[Entries taken from a collection]
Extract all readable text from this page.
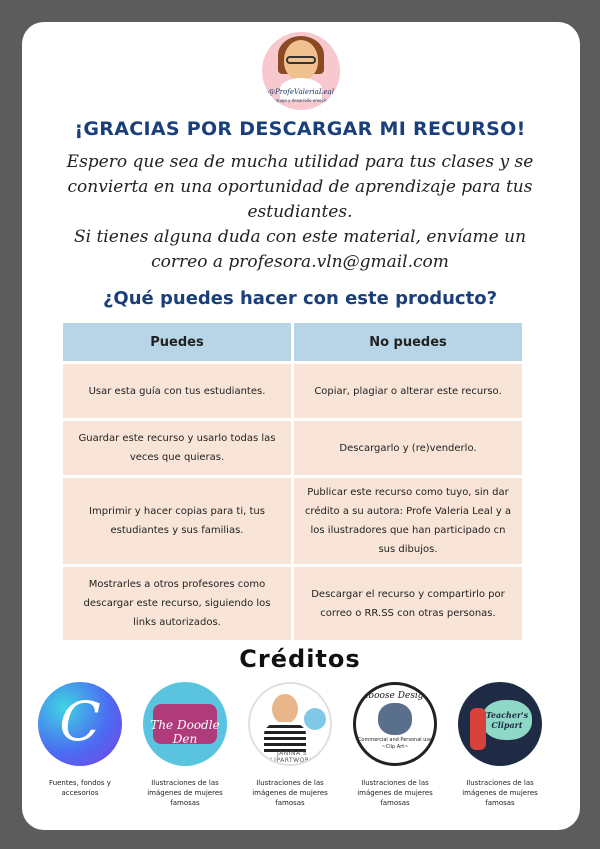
@ProfeValeriaLeal
Lenguaje y desarrollo emocional
¡GRACIAS POR DESCARGAR MI RECURSO!

Espero que sea de mucha utilidad para tus clases y se convierta en una oportunidad de aprendizaje para tus estudiantes.

Si tienes alguna duda con este material, envíame un correo a profesora.vln@gmail.com

¿Qué puedes hacer con este producto?
Puedes	No puedes
Usar esta guía con tus estudiantes.	Copiar, plagiar o alterar este recurso.
Guardar este recurso y usarlo todas las veces que quieras.	Descargarlo y (re)venderlo.
Imprimir y hacer copias para ti, tus estudiantes y sus familias.	Publicar este recurso como tuyo, sin dar crédito a su autora: Profe Valeria Leal y a los ilustradores que han participado cn sus dibujos.
Mostrarles a otros profesores como descargar este recurso, siguiendo los links autorizados.	Descargar el recurso y compartirlo por correo o RR.SS con otras personas.
Créditos
C
Fuentes, fondos y accesorios
The Doodle Den
Ilustraciones de las imágenes de mujeres famosas
JANINA'S CLIPARTWORLD
Ilustraciones de las imágenes de mujeres famosas
Caboose Designs
Commercial and Personal use ~Clip Art~
Ilustraciones de las imágenes de mujeres famosas
Teacher's Clipart
Ilustraciones de las imágenes de mujeres famosas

# [Exercise]
Copy each line of the records above exactly as written. Do not carry over any picture.

# [Expected answer]
Extract all readable text from this page.
@ProfeValeriaLeal
Lenguaje y desarrollo emocional
¡GRACIAS POR DESCARGAR MI RECURSO!

Espero que sea de mucha utilidad para tus clases y se convierta en una oportunidad de aprendizaje para tus estudiantes.

Si tienes alguna duda con este material, envíame un correo a profesora.vln@gmail.com

¿Qué puedes hacer con este producto?
Puedes	No puedes
Usar esta guía con tus estudiantes.	Copiar, plagiar o alterar este recurso.
Guardar este recurso y usarlo todas las veces que quieras.	Descargarlo y (re)venderlo.
Imprimir y hacer copias para ti, tus estudiantes y sus familias.	Publicar este recurso como tuyo, sin dar crédito a su autora: Profe Valeria Leal y a los ilustradores que han participado cn sus dibujos.
Mostrarles a otros profesores como descargar este recurso, siguiendo los links autorizados.	Descargar el recurso y compartirlo por correo o RR.SS con otras personas.
Créditos
C
Fuentes, fondos y accesorios
The Doodle Den
Ilustraciones de las imágenes de mujeres famosas
JANINA'S CLIPARTWORLD
Ilustraciones de las imágenes de mujeres famosas
Caboose Designs
Commercial and Personal use ~Clip Art~
Ilustraciones de las imágenes de mujeres famosas
Teacher's Clipart
Ilustraciones de las imágenes de mujeres famosas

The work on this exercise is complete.